** AIM **
Write down every line of the records below, character for character, with nothing changed or left out.
========================
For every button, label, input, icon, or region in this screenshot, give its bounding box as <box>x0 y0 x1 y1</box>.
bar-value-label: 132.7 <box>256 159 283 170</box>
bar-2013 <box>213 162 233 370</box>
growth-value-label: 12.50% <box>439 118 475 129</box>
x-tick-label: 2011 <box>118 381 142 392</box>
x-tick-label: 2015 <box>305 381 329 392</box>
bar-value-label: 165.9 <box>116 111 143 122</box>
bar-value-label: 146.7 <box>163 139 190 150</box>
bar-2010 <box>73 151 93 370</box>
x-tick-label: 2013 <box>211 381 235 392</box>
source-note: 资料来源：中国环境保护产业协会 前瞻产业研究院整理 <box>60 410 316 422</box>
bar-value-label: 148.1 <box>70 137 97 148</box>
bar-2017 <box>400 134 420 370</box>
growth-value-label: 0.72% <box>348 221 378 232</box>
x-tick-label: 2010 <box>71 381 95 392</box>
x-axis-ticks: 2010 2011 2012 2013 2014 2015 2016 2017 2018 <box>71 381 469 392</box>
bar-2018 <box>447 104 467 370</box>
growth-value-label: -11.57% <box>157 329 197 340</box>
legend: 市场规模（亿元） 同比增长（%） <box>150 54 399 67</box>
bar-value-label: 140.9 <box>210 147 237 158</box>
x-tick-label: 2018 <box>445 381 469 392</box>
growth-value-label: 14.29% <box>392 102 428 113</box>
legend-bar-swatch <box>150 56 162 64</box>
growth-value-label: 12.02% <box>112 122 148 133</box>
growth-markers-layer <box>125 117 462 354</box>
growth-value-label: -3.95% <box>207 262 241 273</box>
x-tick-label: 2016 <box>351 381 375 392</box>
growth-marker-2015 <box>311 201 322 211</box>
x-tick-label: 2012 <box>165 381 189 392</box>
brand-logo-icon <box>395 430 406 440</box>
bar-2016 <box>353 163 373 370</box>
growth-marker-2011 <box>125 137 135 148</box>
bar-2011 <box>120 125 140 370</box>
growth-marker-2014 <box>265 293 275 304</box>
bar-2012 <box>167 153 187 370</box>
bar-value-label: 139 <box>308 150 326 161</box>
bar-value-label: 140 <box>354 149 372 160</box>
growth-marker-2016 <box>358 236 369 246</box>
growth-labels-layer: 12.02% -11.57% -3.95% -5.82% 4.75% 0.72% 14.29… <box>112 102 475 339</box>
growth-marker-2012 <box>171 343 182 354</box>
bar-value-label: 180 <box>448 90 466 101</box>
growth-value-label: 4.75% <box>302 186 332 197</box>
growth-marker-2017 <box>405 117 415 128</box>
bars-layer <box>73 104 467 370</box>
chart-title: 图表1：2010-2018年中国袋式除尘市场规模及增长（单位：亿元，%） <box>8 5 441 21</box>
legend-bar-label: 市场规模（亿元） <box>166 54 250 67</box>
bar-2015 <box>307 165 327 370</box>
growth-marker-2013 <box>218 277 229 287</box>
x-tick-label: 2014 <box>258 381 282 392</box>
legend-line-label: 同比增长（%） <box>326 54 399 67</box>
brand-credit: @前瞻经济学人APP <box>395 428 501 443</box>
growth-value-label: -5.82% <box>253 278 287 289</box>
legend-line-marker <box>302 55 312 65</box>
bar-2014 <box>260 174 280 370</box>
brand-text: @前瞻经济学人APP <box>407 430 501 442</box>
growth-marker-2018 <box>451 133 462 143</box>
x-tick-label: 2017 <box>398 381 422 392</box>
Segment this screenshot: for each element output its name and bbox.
========================
** ANSWER TO THIS TASK **
For every button, label, input, icon, or region in this screenshot, give its bounding box as <box>x0 y0 x1 y1</box>.
bar-value-label: 132.7 <box>256 159 283 170</box>
bar-2013 <box>213 162 233 370</box>
growth-value-label: 12.50% <box>439 118 475 129</box>
x-tick-label: 2011 <box>118 381 142 392</box>
x-tick-label: 2015 <box>305 381 329 392</box>
bar-value-label: 165.9 <box>116 111 143 122</box>
bar-value-label: 146.7 <box>163 139 190 150</box>
bar-2010 <box>73 151 93 370</box>
x-tick-label: 2013 <box>211 381 235 392</box>
source-note: 资料来源：中国环境保护产业协会 前瞻产业研究院整理 <box>60 410 316 422</box>
bar-value-label: 148.1 <box>70 137 97 148</box>
bar-2017 <box>400 134 420 370</box>
growth-value-label: 0.72% <box>348 221 378 232</box>
x-tick-label: 2010 <box>71 381 95 392</box>
x-axis-ticks: 2010 2011 2012 2013 2014 2015 2016 2017 2018 <box>71 381 469 392</box>
bar-2018 <box>447 104 467 370</box>
growth-value-label: -11.57% <box>157 329 197 340</box>
legend: 市场规模（亿元） 同比增长（%） <box>150 54 399 67</box>
bar-value-label: 140.9 <box>210 147 237 158</box>
x-tick-label: 2018 <box>445 381 469 392</box>
growth-value-label: 14.29% <box>392 102 428 113</box>
legend-bar-swatch <box>150 56 162 64</box>
growth-value-label: 12.02% <box>112 122 148 133</box>
growth-markers-layer <box>125 117 462 354</box>
growth-value-label: -3.95% <box>207 262 241 273</box>
x-tick-label: 2016 <box>351 381 375 392</box>
growth-marker-2015 <box>311 201 322 211</box>
x-tick-label: 2012 <box>165 381 189 392</box>
brand-logo-icon <box>395 430 406 440</box>
bar-2016 <box>353 163 373 370</box>
growth-marker-2011 <box>125 137 135 148</box>
bar-2011 <box>120 125 140 370</box>
growth-marker-2014 <box>265 293 275 304</box>
bar-2012 <box>167 153 187 370</box>
bar-value-label: 139 <box>308 150 326 161</box>
bar-value-label: 140 <box>354 149 372 160</box>
growth-marker-2016 <box>358 236 369 246</box>
growth-labels-layer: 12.02% -11.57% -3.95% -5.82% 4.75% 0.72% 14.29… <box>112 102 475 339</box>
growth-marker-2012 <box>171 343 182 354</box>
bar-value-label: 180 <box>448 90 466 101</box>
growth-value-label: 4.75% <box>302 186 332 197</box>
growth-marker-2017 <box>405 117 415 128</box>
bars-layer <box>73 104 467 370</box>
chart-title: 图表1：2010-2018年中国袋式除尘市场规模及增长（单位：亿元，%） <box>8 5 441 21</box>
legend-bar-label: 市场规模（亿元） <box>166 54 250 67</box>
bar-2015 <box>307 165 327 370</box>
growth-marker-2013 <box>218 277 229 287</box>
x-tick-label: 2014 <box>258 381 282 392</box>
legend-line-label: 同比增长（%） <box>326 54 399 67</box>
brand-credit: @前瞻经济学人APP <box>395 428 501 443</box>
growth-value-label: -5.82% <box>253 278 287 289</box>
legend-line-marker <box>302 55 312 65</box>
bar-2014 <box>260 174 280 370</box>
brand-text: @前瞻经济学人APP <box>407 430 501 442</box>
growth-marker-2018 <box>451 133 462 143</box>
x-tick-label: 2017 <box>398 381 422 392</box>
Segment this screenshot: for each element output its name and bbox.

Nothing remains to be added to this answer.